아래 기록의 모든 줄을 한 글자도 바꾸지 말고 그대로 옮겨 적으세요. 그림은 빼고 적습니다.
'''
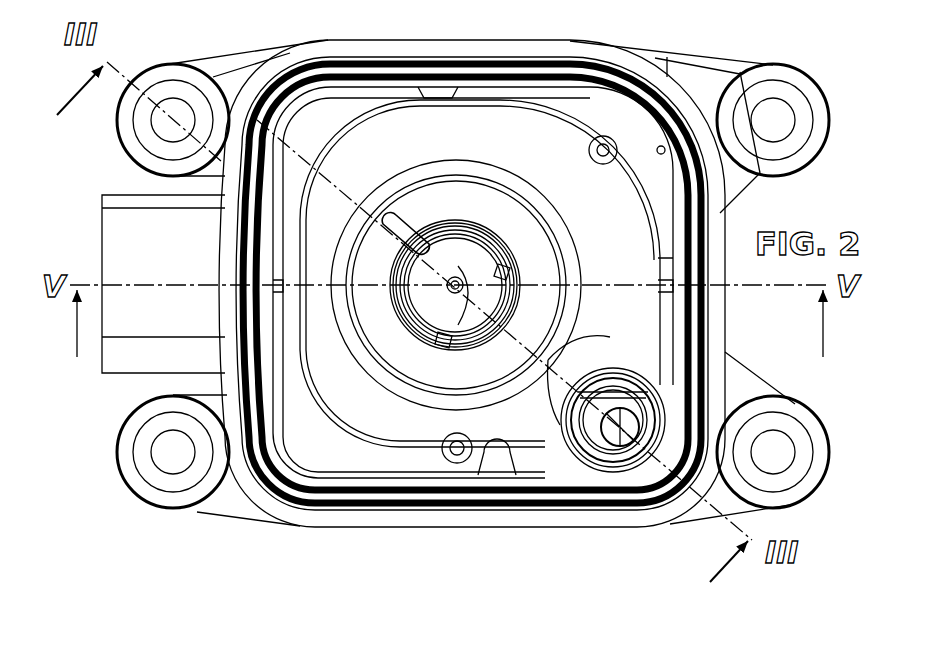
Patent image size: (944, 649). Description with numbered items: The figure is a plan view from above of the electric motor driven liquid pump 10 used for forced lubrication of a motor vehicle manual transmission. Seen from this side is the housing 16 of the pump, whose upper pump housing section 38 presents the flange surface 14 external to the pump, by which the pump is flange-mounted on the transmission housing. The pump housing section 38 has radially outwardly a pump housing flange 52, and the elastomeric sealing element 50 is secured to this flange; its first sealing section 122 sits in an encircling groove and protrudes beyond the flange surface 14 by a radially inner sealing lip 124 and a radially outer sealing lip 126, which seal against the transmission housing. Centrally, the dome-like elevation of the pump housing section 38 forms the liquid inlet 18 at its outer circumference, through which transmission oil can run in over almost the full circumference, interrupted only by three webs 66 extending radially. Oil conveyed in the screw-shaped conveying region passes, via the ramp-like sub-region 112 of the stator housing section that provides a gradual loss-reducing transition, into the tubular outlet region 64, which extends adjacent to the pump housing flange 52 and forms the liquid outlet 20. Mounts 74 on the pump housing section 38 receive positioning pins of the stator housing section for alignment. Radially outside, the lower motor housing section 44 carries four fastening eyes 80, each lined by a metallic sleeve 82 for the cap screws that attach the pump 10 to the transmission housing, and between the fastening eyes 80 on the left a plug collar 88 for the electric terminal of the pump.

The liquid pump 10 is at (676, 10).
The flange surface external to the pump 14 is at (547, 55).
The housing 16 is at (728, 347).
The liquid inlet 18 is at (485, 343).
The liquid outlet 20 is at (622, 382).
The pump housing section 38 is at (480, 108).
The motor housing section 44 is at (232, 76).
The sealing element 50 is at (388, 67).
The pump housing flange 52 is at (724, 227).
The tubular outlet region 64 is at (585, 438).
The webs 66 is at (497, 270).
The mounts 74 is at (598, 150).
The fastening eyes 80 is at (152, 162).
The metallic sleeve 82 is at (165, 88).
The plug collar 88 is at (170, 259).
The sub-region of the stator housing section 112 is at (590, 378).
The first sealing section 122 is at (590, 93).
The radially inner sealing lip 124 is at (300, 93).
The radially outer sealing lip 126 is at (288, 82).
'''
- [실습 결과]
Patent image size: (944, 649). Description with numbered items: The figure is a plan view from above of the electric motor driven liquid pump 10 used for forced lubrication of a motor vehicle manual transmission. Seen from this side is the housing 16 of the pump, whose upper pump housing section 38 presents the flange surface 14 external to the pump, by which the pump is flange-mounted on the transmission housing. The pump housing section 38 has radially outwardly a pump housing flange 52, and the elastomeric sealing element 50 is secured to this flange; its first sealing section 122 sits in an encircling groove and protrudes beyond the flange surface 14 by a radially inner sealing lip 124 and a radially outer sealing lip 126, which seal against the transmission housing. Centrally, the dome-like elevation of the pump housing section 38 forms the liquid inlet 18 at its outer circumference, through which transmission oil can run in over almost the full circumference, interrupted only by three webs 66 extending radially. Oil conveyed in the screw-shaped conveying region passes, via the ramp-like sub-region 112 of the stator housing section that provides a gradual loss-reducing transition, into the tubular outlet region 64, which extends adjacent to the pump housing flange 52 and forms the liquid outlet 20. Mounts 74 on the pump housing section 38 receive positioning pins of the stator housing section for alignment. Radially outside, the lower motor housing section 44 carries four fastening eyes 80, each lined by a metallic sleeve 82 for the cap screws that attach the pump 10 to the transmission housing, and between the fastening eyes 80 on the left a plug collar 88 for the electric terminal of the pump.

The liquid pump 10 is at (676, 10).
The flange surface external to the pump 14 is at (547, 55).
The housing 16 is at (728, 347).
The liquid inlet 18 is at (485, 343).
The liquid outlet 20 is at (622, 382).
The pump housing section 38 is at (480, 108).
The motor housing section 44 is at (232, 76).
The sealing element 50 is at (388, 67).
The pump housing flange 52 is at (724, 227).
The tubular outlet region 64 is at (585, 438).
The webs 66 is at (497, 270).
The mounts 74 is at (598, 150).
The fastening eyes 80 is at (152, 162).
The metallic sleeve 82 is at (165, 88).
The plug collar 88 is at (170, 259).
The sub-region of the stator housing section 112 is at (590, 378).
The first sealing section 122 is at (590, 93).
The radially inner sealing lip 124 is at (300, 93).
The radially outer sealing lip 126 is at (288, 82).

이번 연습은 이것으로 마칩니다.